━━━━━ KUTIPAN TEKS ━━━━━

Di suatu pagi
hari dalam ruang rapat yang begitu tampak serius, dipimpin langsung oleh
pimpinan tertinggi perusahaan. Pimpinan rapat pun mempresentasikan beraneka
ragam masalah yang terjadi di perusahaan sehingga menghambat pertumbuhan
perusahaan. Tiba-tiba dari salah seorang peserta menguap sebut saja Ridwan
namanya dihadapan peserta lainnya, seluruh peserta pun menoleh dan
memperhatikan ke arah Ridwan. Sang bos pun, yang merangkap sebagai pimpinan
rapat menggeleng-gelengkan kepala dan menegur Ridwan dengan berkata “Saya
kecewa sekali dengan anda, anda nampaknya kurang peduli dengan rapat yang
serius ini!”. Ridwan langsung menunduk dan berwajah pucat, lalu ia berkata
lirih “Maaf saya menyampaikan sesuatu. Saya seharusnya tidak bisa ikut rapat
ini, tetapi mengingat rapat ini sangat penting,saya mencoba hadir”. Matanya
berkaca-kaca “anak saya tadi malam mengalami kecelakaan. Saat ini sedang
dirawat di ICCU rumah sakit dalam keadaan tidak sadar. Jadi semalam saya tidak
bisa tidur”. Semua peserta langsung tertunduk. Mereka terjerumus prasangka,
paradigma, atau belenggu pikiran, yang menganggap jika ada peserta rapat
menguap ditengah rapat diartikan orang tersebut tidak antusias. Sebuah
prasangka negatif.

━━━━━ DAFTAR ENTRI ━━━━━

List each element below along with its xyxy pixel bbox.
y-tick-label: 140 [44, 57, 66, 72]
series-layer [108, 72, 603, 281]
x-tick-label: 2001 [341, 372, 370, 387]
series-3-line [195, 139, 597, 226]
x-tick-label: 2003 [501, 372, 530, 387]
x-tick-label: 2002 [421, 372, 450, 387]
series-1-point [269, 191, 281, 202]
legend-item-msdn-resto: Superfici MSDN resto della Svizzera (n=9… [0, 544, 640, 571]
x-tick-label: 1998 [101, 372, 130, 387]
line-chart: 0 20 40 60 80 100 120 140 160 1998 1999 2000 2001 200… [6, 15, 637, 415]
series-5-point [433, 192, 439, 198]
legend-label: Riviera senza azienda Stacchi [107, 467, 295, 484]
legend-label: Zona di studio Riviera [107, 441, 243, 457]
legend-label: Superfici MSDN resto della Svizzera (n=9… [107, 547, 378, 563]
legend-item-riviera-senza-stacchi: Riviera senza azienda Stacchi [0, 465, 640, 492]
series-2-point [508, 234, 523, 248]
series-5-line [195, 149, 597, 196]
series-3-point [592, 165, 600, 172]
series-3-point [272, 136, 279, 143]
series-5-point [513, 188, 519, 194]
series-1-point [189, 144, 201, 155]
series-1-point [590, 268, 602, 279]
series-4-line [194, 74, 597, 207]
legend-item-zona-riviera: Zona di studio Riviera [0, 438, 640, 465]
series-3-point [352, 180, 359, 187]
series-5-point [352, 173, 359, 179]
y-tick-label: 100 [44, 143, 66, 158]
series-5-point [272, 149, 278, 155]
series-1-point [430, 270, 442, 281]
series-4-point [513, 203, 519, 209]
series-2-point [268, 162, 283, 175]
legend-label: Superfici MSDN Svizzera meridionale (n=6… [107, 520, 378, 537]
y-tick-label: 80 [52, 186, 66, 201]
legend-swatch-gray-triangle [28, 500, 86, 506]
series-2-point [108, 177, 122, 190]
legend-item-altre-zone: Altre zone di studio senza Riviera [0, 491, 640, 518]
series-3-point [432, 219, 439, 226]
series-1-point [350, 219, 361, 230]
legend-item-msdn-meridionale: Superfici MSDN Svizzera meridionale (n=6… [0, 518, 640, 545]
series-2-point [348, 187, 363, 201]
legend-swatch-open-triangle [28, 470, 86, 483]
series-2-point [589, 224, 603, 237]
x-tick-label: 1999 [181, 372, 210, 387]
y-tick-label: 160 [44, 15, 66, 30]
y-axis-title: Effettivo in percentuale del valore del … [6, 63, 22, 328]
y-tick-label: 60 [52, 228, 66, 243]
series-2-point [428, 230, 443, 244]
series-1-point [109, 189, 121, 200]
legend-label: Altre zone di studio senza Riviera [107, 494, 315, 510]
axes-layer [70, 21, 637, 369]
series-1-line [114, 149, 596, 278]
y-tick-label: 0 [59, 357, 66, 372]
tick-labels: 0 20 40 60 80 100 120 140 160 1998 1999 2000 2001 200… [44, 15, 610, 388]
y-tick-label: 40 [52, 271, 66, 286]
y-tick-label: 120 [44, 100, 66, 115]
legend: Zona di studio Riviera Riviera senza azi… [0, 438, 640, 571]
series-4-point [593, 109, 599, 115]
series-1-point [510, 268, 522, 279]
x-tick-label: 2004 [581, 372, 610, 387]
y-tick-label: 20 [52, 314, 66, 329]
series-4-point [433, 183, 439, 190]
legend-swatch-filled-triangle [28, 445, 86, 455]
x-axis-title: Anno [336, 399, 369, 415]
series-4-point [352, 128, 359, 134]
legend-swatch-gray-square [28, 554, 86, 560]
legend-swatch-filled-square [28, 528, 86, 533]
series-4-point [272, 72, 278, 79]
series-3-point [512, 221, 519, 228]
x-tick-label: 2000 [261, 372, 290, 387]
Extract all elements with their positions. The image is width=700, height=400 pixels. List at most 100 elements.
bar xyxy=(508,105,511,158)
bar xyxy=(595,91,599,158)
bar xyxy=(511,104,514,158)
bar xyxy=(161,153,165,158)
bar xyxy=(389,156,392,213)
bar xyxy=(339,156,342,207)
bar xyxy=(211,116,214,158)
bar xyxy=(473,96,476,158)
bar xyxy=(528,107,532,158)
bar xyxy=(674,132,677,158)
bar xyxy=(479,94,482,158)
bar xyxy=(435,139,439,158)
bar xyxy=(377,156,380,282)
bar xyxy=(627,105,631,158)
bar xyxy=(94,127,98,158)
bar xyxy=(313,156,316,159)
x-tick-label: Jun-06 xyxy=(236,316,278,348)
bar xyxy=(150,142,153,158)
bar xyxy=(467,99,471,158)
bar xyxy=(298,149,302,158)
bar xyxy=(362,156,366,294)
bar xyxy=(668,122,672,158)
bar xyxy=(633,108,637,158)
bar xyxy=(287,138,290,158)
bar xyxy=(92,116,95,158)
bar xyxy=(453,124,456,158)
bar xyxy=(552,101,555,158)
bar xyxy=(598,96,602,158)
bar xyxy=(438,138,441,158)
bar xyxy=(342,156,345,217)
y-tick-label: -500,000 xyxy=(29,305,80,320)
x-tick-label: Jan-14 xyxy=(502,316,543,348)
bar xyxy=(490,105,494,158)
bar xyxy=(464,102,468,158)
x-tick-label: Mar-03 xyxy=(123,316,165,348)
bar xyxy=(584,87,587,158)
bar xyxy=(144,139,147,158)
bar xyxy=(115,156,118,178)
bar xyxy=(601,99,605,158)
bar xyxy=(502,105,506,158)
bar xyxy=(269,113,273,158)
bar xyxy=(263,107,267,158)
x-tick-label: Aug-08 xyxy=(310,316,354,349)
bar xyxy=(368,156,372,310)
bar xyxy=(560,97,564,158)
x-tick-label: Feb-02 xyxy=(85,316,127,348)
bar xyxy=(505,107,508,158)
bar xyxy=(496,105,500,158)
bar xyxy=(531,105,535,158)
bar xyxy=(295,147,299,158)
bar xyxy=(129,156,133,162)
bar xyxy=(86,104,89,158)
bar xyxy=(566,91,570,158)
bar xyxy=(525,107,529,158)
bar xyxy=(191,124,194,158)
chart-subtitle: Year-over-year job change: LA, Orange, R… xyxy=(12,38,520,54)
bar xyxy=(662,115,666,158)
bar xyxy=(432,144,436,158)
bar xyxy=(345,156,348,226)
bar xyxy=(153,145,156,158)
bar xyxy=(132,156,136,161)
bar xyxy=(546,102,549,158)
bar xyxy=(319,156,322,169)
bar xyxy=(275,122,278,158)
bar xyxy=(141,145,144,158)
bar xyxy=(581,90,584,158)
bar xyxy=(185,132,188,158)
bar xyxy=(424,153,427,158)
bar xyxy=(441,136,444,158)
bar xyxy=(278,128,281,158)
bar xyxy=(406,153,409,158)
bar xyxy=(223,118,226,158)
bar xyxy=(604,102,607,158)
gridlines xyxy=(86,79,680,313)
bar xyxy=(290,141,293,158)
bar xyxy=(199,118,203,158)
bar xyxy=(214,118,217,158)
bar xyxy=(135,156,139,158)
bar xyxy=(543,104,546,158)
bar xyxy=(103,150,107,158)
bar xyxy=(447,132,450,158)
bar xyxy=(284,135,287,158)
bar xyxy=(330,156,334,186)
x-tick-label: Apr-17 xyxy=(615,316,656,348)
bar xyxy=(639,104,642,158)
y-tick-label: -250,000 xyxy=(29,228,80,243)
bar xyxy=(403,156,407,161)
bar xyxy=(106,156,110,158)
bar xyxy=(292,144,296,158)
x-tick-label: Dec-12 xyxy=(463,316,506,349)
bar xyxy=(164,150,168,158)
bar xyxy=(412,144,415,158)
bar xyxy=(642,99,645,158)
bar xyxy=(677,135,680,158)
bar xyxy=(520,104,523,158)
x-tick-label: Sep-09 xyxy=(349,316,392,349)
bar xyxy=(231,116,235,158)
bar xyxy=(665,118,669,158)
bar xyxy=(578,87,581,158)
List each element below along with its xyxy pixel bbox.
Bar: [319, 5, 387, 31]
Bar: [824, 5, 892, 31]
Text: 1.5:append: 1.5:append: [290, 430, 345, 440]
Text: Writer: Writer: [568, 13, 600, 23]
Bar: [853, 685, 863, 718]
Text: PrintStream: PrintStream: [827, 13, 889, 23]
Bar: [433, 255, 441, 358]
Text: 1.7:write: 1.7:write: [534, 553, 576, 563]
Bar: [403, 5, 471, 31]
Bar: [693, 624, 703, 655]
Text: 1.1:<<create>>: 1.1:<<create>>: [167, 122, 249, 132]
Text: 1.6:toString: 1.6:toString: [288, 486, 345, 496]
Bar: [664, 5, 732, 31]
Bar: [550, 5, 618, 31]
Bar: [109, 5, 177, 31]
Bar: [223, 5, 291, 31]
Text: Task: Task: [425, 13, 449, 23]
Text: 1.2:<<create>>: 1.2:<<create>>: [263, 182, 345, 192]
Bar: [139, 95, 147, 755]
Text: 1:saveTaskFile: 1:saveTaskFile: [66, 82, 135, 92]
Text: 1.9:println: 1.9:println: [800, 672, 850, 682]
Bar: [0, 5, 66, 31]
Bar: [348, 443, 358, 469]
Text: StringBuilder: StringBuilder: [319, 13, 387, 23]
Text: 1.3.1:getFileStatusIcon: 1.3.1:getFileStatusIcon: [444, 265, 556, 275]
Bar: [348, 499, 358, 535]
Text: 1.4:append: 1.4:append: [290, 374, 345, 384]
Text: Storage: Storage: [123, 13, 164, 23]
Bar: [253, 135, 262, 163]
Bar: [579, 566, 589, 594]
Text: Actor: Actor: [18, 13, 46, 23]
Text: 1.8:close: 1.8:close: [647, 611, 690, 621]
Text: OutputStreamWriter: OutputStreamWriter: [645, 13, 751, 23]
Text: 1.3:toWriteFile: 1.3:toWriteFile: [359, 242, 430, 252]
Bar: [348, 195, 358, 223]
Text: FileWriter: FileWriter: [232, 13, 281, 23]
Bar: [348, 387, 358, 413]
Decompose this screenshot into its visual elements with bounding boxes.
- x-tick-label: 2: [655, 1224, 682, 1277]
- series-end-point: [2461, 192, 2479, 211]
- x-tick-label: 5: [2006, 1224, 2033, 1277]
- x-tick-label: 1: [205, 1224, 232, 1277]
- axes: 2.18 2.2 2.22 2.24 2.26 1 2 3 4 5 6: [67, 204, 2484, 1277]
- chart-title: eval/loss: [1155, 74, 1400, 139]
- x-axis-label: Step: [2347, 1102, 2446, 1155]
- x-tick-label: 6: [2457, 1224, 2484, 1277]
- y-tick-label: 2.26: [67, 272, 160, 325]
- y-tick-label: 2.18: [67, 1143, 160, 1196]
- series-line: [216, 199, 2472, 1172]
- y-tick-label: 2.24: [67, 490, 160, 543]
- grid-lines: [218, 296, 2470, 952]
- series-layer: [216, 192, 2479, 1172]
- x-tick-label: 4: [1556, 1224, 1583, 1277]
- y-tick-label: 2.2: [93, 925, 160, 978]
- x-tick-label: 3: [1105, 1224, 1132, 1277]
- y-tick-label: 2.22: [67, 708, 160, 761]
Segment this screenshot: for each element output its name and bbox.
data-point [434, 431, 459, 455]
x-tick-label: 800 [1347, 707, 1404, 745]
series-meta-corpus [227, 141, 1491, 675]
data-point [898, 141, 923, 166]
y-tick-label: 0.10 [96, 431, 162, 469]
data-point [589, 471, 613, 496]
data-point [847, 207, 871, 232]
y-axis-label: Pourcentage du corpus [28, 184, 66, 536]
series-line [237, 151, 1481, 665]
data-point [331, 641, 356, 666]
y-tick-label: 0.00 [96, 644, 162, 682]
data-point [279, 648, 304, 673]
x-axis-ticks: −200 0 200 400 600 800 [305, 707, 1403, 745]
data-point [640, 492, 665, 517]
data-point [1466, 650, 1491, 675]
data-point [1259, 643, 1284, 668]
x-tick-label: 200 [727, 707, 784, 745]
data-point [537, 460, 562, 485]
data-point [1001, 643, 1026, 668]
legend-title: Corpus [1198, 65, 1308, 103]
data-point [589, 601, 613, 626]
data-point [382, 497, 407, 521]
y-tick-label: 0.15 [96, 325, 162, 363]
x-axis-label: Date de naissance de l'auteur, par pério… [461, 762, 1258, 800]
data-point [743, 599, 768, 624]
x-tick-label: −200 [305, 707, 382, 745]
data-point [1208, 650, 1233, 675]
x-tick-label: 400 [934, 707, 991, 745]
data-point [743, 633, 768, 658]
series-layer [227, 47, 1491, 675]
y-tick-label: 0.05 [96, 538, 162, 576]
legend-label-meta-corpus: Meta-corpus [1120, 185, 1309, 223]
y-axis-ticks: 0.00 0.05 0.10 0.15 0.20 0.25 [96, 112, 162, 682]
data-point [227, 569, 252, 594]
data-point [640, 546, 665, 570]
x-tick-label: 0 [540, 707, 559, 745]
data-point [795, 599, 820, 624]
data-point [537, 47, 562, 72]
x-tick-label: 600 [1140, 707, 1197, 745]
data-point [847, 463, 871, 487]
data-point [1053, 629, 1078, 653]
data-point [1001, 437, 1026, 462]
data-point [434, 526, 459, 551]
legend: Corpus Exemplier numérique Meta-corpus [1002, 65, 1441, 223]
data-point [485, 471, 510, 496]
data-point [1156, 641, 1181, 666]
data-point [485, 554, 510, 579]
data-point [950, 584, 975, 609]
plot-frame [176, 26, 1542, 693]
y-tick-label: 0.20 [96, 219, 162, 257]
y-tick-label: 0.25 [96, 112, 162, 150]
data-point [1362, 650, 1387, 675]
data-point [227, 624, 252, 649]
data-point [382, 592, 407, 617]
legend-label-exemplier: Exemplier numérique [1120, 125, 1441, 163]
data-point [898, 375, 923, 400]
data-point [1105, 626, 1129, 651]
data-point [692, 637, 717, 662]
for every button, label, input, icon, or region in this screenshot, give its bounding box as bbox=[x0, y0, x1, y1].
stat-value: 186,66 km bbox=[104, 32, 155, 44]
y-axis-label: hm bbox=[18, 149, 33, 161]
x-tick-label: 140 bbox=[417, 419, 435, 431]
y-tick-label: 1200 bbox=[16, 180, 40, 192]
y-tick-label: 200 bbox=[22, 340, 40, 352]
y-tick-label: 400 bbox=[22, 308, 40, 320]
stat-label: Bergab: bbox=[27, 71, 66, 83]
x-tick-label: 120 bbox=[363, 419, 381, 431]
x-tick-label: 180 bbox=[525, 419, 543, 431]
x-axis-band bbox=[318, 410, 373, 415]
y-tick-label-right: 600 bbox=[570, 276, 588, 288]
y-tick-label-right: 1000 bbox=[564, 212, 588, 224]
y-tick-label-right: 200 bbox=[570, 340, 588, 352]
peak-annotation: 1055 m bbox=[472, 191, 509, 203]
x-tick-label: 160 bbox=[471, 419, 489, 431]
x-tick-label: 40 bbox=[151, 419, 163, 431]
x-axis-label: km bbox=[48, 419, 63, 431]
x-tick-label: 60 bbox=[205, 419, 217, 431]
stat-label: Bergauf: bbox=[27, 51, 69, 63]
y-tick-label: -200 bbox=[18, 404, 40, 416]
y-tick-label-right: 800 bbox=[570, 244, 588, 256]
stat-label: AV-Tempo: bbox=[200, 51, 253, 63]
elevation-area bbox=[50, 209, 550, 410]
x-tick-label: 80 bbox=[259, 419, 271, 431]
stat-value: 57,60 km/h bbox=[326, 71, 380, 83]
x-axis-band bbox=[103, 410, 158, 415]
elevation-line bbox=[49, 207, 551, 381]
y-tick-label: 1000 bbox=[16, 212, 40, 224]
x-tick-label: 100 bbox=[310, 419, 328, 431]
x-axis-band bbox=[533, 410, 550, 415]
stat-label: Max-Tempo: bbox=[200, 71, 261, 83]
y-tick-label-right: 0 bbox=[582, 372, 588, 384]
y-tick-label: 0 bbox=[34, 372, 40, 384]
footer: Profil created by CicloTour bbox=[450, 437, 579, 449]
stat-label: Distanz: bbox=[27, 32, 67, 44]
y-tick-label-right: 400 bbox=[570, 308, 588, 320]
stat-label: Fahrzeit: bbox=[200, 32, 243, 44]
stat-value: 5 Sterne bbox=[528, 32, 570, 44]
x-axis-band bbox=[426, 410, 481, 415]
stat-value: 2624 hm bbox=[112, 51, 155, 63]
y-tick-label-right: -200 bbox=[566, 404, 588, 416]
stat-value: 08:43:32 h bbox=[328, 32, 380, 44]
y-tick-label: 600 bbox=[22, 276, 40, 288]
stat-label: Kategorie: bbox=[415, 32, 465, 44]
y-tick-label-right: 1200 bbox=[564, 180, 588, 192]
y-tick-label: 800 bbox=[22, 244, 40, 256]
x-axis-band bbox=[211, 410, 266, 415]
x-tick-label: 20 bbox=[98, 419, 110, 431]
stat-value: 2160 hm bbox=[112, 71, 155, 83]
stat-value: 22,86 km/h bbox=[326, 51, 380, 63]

━━━━━

* LATIHAN SINGKAT 1: Menurut kutipan teks tentang rapat perusahaan, apa yang membuat Ridwan tidak bisa tidur semalam?
* LATIHAN SINGKAT 2: Teruskan cerita tentang rapat perusahaan itu, dimulai setelah kalimat terakhirnya.

* HASIL LATIHAN 1: Anaknya mengalami kecelakaan tadi malam dan sedang dirawat di ICCU rumah sakit dalam keadaan tidak sadar.

* HASIL LATIHAN 2:
Rapat kemudian
dilanjutkan, kali ini materinya membahas proses produksi dan pelayanan yang
lambat, hal ini memang lumrah bisa terjadi di perusahaan manapun. Tidak
sesuainya target yang telah ditentukan. Hal ini mengakibatkan banyak complain
dari pelanggan. Pada saat rapat berlangsung, terdapat dua kubu yang
bertentangan. Kubu departemen keuangan melawan kubu operasional. Kubu keuangan
menganggap bagian operasional hanya menghabisan biaya saja. Sedangkan bagian
operasional menganggap bahwa bagian keuangan tidak tahu menahu operasional
perusahaan. Hal ini memang tidak dikemukakan ditengah rapat tersebut. Tetapi
Bahasa negative yang tidak terucap terasa kental disana. Hal tersebut pernah
pula mereka ungkapkan secara tidak sadar di luar rapat. Mereka terperangkap
dalam prasangka yang buruk masing-masing. Akibat dari kejadian tersebut mereka
saling menahan informasi penting, bersikap defensive, tidak mau bantu membantu,
dan kemampuan terbaik pun sulit muncul (performa menurun). Hal ini telah
meerugikan semua pihak khususnya perusahaan yang selama ini setiap departemen
yang berhubungan interaksinya hanya didasari oleh Standard Operating Procedure
baku dan kaku. Tidak ada landasan saling percaya, inilah masalah utama yang
mengakibatkan menurunnya kinerja perusahaan, akibatnya hilang kepercayaan
pelanggan.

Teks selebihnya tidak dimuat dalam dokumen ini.